- Data to process:
————————

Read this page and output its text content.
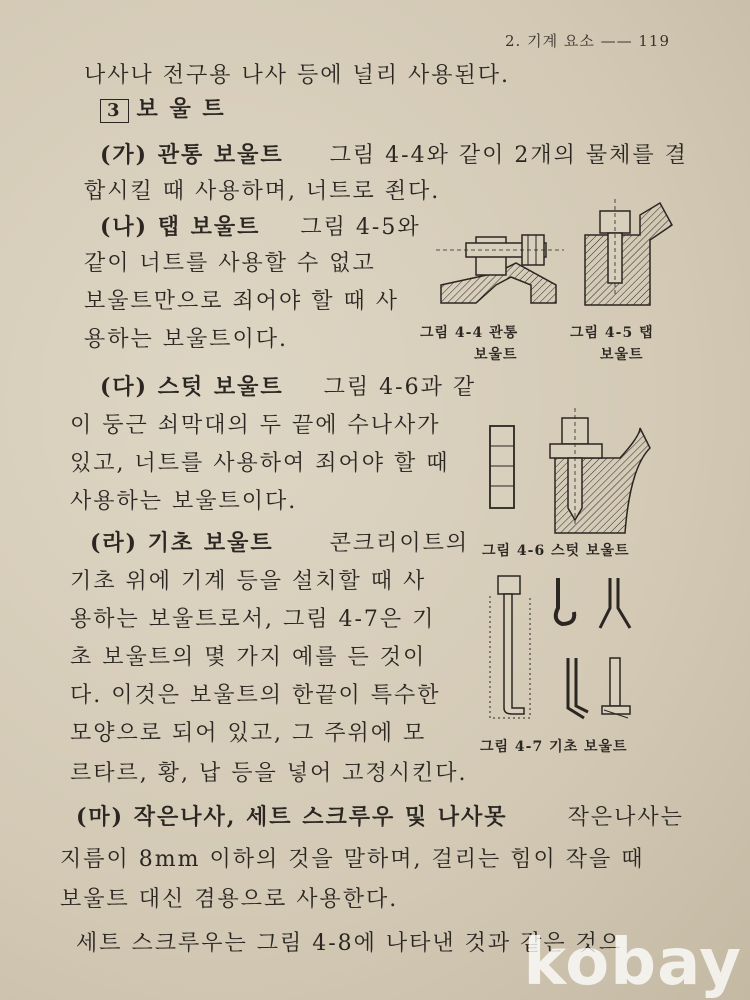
2. 기계 요소 —— 119
나사나 전구용 나사 등에 널리 사용된다.
3 보 울 트
(가) 관통 보울트 그림 4-4와 같이 2개의 물체를 결
합시킬 때 사용하며, 너트로 죈다.
(나) 탭 보울트 그림 4-5와
같이 너트를 사용할 수 없고
보울트만으로 죄어야 할 때 사
용하는 보울트이다.
(다) 스텃 보울트 그림 4-6과 같
이 둥근 쇠막대의 두 끝에 수나사가
있고, 너트를 사용하여 죄어야 할 때
사용하는 보울트이다.
(라) 기초 보울트	콘크리이트의
기초 위에 기계 등을 설치할 때 사
용하는 보울트로서, 그림 4-7은 기
초 보울트의 몇 가지 예를 든 것이
다. 이것은 보울트의 한끝이 특수한
모양으로 되어 있고, 그 주위에 모
르타르, 황, 납 등을 넣어 고정시킨다.
(마) 작은나사, 세트 스크루우 및 나사못	작은나사는
지름이 8mm 이하의 것을 말하며, 걸리는 힘이 작을 때
보울트 대신 겸용으로 사용한다.
세트 스크루우는 그림 4-8에 나타낸 것과 같은 것으
그림 4-4 관통
보울트
그림 4-5 탭
보울트
그림 4-6 스텃 보울트
그림 4-7 기초 보울트
kobay
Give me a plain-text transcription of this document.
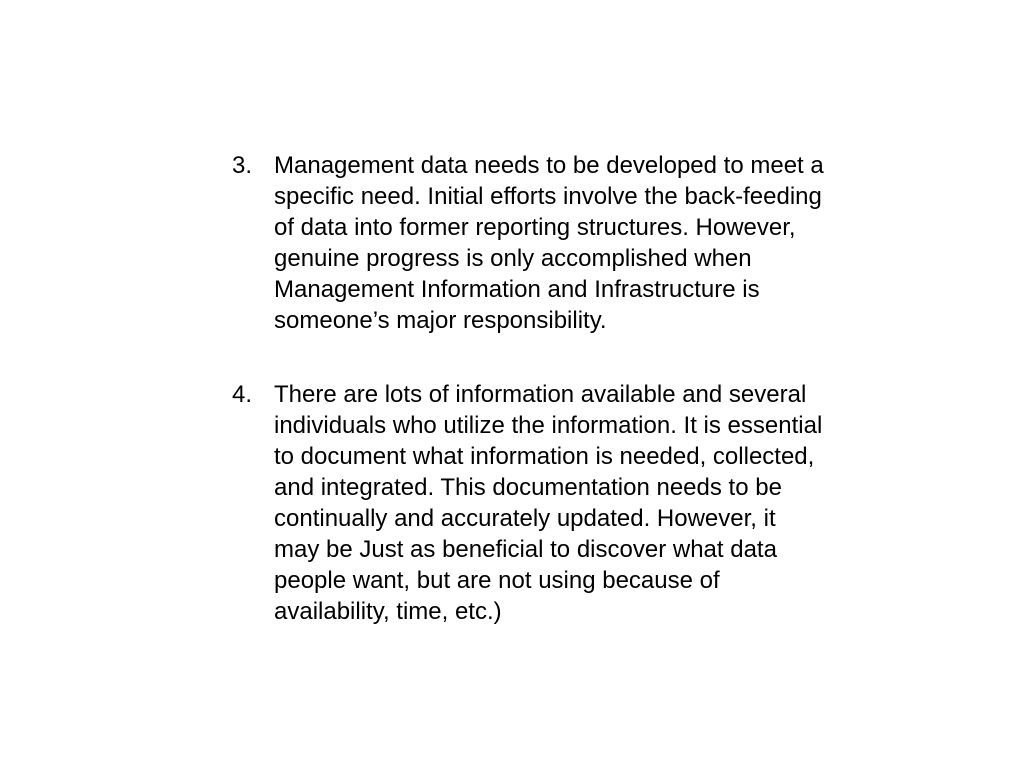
3. Management data needs to be developed to meet a
specific need. Initial efforts involve the back-feeding
of data into former reporting structures. However,
genuine progress is only accomplished when
Management Information and Infrastructure is
someone’s major responsibility.
4. There are lots of information available and several
individuals who utilize the information. It is essential
to document what information is needed, collected,
and integrated. This documentation needs to be
continually and accurately updated. However, it
may be Just as beneficial to discover what data
people want, but are not using because of
availability, time, etc.)
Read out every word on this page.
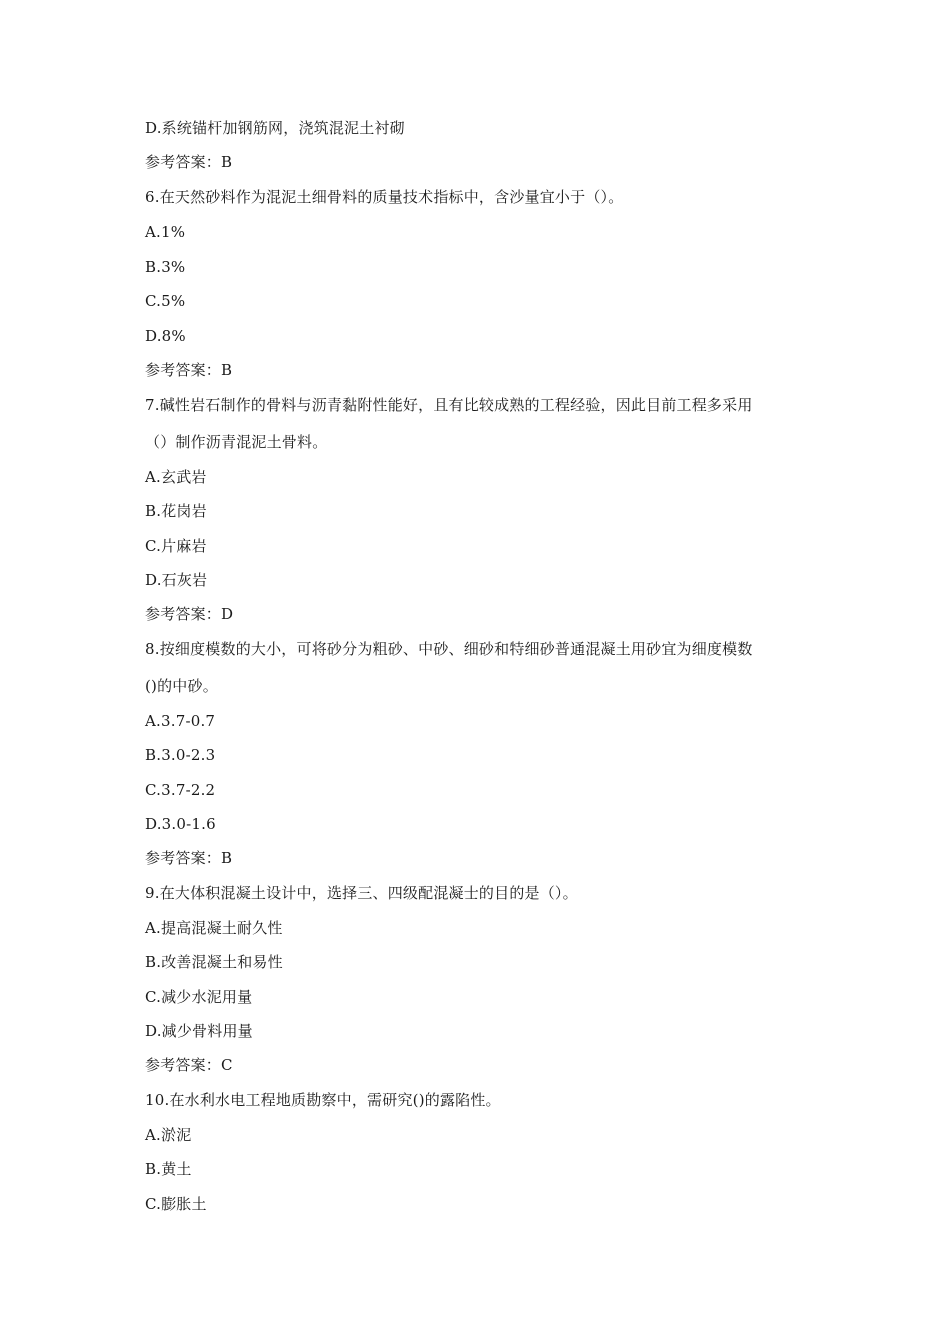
D.系统锚杆加钢筋网，浇筑混泥土衬砌
参考答案：B
6.在天然砂料作为混泥土细骨料的质量技术指标中，含沙量宜小于（）。
A.1%
B.3%
C.5%
D.8%
参考答案：B
7.碱性岩石制作的骨料与沥青黏附性能好，且有比较成熟的工程经验，因此目前工程多采用
（）制作沥青混泥土骨料。
A.玄武岩
B.花岗岩
C.片麻岩
D.石灰岩
参考答案：D
8.按细度模数的大小，可将砂分为粗砂、中砂、细砂和特细砂普通混凝土用砂宜为细度模数
()的中砂。
A.3.7-0.7
B.3.0-2.3
C.3.7-2.2
D.3.0-1.6
参考答案：B
9.在大体积混凝土设计中，选择三、四级配混凝士的目的是（）。
A.提高混凝土耐久性
B.改善混凝土和易性
C.减少水泥用量
D.减少骨料用量
参考答案：C
10.在水利水电工程地质勘察中，需研究()的露陷性。
A.淤泥
B.黄土
C.膨胀土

————————

- Directions for this task: The records above are to be reproduced exactly; the pictures are to be left out.

- Solution for this task:
Read this page and output its text content.
2. 기계 요소 —— 119
나사나 전구용 나사 등에 널리 사용된다.
3 보 울 트
(가) 관통 보울트 그림 4-4와 같이 2개의 물체를 결
합시킬 때 사용하며, 너트로 죈다.
(나) 탭 보울트 그림 4-5와
같이 너트를 사용할 수 없고
보울트만으로 죄어야 할 때 사
용하는 보울트이다.
(다) 스텃 보울트 그림 4-6과 같
이 둥근 쇠막대의 두 끝에 수나사가
있고, 너트를 사용하여 죄어야 할 때
사용하는 보울트이다.
(라) 기초 보울트	콘크리이트의
기초 위에 기계 등을 설치할 때 사
용하는 보울트로서, 그림 4-7은 기
초 보울트의 몇 가지 예를 든 것이
다. 이것은 보울트의 한끝이 특수한
모양으로 되어 있고, 그 주위에 모
르타르, 황, 납 등을 넣어 고정시킨다.
(마) 작은나사, 세트 스크루우 및 나사못	작은나사는
지름이 8mm 이하의 것을 말하며, 걸리는 힘이 작을 때
보울트 대신 겸용으로 사용한다.
세트 스크루우는 그림 4-8에 나타낸 것과 같은 것으
그림 4-4 관통
보울트
그림 4-5 탭
보울트
그림 4-6 스텃 보울트
그림 4-7 기초 보울트
kobay
Give me a plain-text transcription of this document.
3. Management data needs to be developed to meet a
specific need. Initial efforts involve the back-feeding
of data into former reporting structures. However,
genuine progress is only accomplished when
Management Information and Infrastructure is
someone’s major responsibility.
4. There are lots of information available and several
individuals who utilize the information. It is essential
to document what information is needed, collected,
and integrated. This documentation needs to be
continually and accurately updated. However, it
may be Just as beneficial to discover what data
people want, but are not using because of
availability, time, etc.)
Read out every word on this page.
D.系统锚杆加钢筋网，浇筑混泥土衬砌
参考答案：B
6.在天然砂料作为混泥土细骨料的质量技术指标中，含沙量宜小于（）。
A.1%
B.3%
C.5%
D.8%
参考答案：B
7.碱性岩石制作的骨料与沥青黏附性能好，且有比较成熟的工程经验，因此目前工程多采用
（）制作沥青混泥土骨料。
A.玄武岩
B.花岗岩
C.片麻岩
D.石灰岩
参考答案：D
8.按细度模数的大小，可将砂分为粗砂、中砂、细砂和特细砂普通混凝土用砂宜为细度模数
()的中砂。
A.3.7-0.7
B.3.0-2.3
C.3.7-2.2
D.3.0-1.6
参考答案：B
9.在大体积混凝土设计中，选择三、四级配混凝士的目的是（）。
A.提高混凝土耐久性
B.改善混凝土和易性
C.减少水泥用量
D.减少骨料用量
参考答案：C
10.在水利水电工程地质勘察中，需研究()的露陷性。
A.淤泥
B.黄土
C.膨胀土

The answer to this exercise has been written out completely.